### Your instructions
Gather up every line from the entries below that uses the word "body".
····················
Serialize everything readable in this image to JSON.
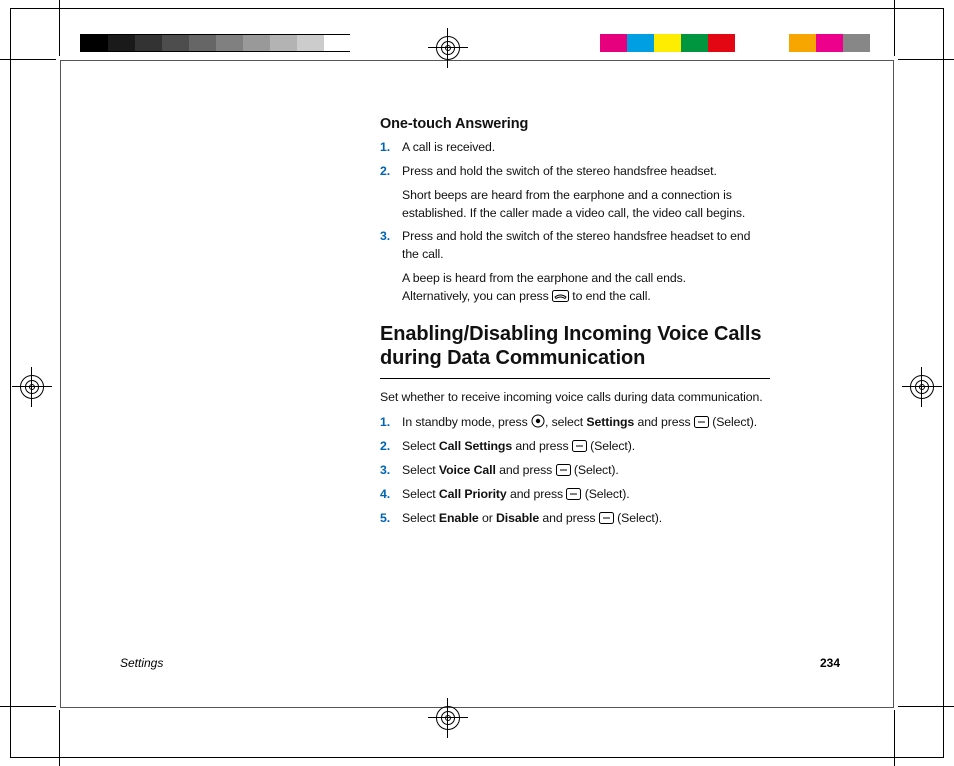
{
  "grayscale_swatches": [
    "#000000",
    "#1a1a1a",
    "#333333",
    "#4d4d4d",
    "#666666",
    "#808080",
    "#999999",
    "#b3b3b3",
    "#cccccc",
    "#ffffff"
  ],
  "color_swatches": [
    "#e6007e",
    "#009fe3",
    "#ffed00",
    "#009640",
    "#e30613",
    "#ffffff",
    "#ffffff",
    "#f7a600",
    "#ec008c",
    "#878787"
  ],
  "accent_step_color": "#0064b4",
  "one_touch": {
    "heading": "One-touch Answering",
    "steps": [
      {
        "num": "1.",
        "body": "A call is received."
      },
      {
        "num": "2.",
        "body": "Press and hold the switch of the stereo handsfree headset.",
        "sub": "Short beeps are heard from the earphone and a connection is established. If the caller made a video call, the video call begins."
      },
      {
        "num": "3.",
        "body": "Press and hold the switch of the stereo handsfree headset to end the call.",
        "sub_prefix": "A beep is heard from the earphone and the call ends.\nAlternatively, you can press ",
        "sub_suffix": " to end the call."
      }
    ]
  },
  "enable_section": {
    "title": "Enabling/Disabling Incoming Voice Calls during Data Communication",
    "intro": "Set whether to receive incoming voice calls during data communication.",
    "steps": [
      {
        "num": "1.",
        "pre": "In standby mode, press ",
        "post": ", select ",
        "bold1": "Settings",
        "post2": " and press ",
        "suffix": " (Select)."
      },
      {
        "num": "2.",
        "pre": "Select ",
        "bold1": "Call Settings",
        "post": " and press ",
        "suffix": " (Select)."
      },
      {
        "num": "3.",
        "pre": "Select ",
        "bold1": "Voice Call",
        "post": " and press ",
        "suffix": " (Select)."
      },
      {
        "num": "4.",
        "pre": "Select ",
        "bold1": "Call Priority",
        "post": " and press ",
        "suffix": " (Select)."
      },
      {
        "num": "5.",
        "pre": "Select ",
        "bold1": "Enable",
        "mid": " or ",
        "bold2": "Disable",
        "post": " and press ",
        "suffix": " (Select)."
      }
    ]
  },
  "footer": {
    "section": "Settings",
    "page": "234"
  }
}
····················
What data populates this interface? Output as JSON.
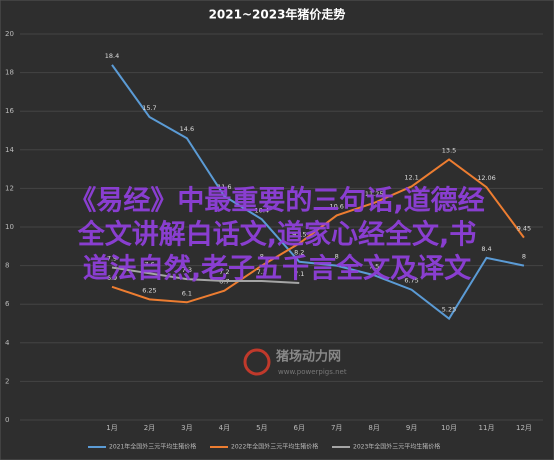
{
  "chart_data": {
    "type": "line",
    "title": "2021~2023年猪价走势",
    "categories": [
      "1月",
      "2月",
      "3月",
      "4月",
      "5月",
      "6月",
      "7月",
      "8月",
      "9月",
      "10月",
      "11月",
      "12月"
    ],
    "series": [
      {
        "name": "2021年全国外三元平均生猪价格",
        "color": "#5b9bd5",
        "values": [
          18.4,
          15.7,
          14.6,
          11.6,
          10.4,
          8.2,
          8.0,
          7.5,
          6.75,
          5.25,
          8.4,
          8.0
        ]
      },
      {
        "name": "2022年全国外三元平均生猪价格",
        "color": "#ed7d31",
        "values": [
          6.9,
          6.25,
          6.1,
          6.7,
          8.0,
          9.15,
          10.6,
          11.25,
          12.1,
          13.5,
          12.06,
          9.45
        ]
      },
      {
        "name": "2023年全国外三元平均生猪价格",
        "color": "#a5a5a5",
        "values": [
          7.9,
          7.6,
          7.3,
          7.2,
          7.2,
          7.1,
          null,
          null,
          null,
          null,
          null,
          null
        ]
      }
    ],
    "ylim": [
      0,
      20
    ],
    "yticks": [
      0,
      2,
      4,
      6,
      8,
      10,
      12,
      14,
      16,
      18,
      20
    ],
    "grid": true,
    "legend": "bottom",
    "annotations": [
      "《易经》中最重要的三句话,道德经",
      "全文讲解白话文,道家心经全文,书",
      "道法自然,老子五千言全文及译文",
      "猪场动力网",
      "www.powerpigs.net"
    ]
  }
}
····················
### Reply
        "body": "A call is received."
        "body": "Press and hold the switch of the stereo handsfree headset.",
        "body": "Press and hold the switch of the stereo handsfree headset to end the call.",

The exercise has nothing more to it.